* [EXERCISE TASK]:
Lift out all lines below that contain "this".

[Stored data entries]
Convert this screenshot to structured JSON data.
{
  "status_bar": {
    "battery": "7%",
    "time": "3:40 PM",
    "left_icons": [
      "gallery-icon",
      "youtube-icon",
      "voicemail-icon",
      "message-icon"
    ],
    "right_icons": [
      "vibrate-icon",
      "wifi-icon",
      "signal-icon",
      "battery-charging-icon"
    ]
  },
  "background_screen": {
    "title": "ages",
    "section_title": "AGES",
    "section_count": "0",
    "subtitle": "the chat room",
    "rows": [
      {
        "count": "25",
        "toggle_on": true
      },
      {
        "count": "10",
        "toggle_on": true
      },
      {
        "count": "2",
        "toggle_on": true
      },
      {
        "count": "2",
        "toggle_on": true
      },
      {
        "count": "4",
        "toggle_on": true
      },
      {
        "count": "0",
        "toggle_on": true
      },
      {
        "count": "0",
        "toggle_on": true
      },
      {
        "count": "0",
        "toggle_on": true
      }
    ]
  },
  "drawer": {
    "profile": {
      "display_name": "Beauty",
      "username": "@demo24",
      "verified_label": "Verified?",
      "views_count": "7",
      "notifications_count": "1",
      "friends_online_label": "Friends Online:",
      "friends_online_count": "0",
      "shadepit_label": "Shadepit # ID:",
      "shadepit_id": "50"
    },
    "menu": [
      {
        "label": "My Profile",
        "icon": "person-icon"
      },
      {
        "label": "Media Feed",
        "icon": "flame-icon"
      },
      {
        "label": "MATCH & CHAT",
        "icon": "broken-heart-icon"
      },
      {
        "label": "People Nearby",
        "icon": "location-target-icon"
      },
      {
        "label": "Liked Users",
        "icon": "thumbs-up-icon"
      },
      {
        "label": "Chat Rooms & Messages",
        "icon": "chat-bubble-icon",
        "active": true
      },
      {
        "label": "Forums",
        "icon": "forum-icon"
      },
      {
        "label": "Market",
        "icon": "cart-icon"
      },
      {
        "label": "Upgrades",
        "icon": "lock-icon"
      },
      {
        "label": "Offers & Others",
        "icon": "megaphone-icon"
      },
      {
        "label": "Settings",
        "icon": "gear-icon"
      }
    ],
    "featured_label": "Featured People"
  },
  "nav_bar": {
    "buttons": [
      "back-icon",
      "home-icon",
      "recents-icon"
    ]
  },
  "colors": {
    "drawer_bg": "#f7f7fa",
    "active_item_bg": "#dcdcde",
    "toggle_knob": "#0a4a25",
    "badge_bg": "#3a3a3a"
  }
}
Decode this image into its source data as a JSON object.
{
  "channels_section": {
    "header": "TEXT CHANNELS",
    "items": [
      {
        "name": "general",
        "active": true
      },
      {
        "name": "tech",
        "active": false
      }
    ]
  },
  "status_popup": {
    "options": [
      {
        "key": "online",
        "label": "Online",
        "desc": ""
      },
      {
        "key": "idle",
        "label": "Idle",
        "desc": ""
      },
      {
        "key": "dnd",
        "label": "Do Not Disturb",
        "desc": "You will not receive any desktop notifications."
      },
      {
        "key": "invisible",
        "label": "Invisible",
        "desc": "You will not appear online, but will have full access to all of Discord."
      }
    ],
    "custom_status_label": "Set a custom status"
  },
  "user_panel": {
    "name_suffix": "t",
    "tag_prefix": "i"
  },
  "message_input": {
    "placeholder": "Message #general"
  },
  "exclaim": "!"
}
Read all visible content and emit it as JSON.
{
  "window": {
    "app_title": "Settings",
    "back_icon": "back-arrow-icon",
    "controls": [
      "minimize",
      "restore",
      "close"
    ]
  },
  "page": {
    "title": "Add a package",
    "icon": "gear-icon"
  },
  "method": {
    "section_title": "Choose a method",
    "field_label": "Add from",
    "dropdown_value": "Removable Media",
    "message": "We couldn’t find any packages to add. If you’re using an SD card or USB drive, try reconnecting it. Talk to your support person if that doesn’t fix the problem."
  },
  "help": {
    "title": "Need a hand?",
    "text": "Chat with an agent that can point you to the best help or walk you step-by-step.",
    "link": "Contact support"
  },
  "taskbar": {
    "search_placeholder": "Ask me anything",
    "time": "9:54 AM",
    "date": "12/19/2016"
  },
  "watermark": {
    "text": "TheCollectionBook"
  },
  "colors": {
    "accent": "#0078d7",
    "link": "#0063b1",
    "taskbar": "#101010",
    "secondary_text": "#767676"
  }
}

* [RESULT]:
Convert this screenshot to structured JSON data.
Decode this image into its source data as a JSON object.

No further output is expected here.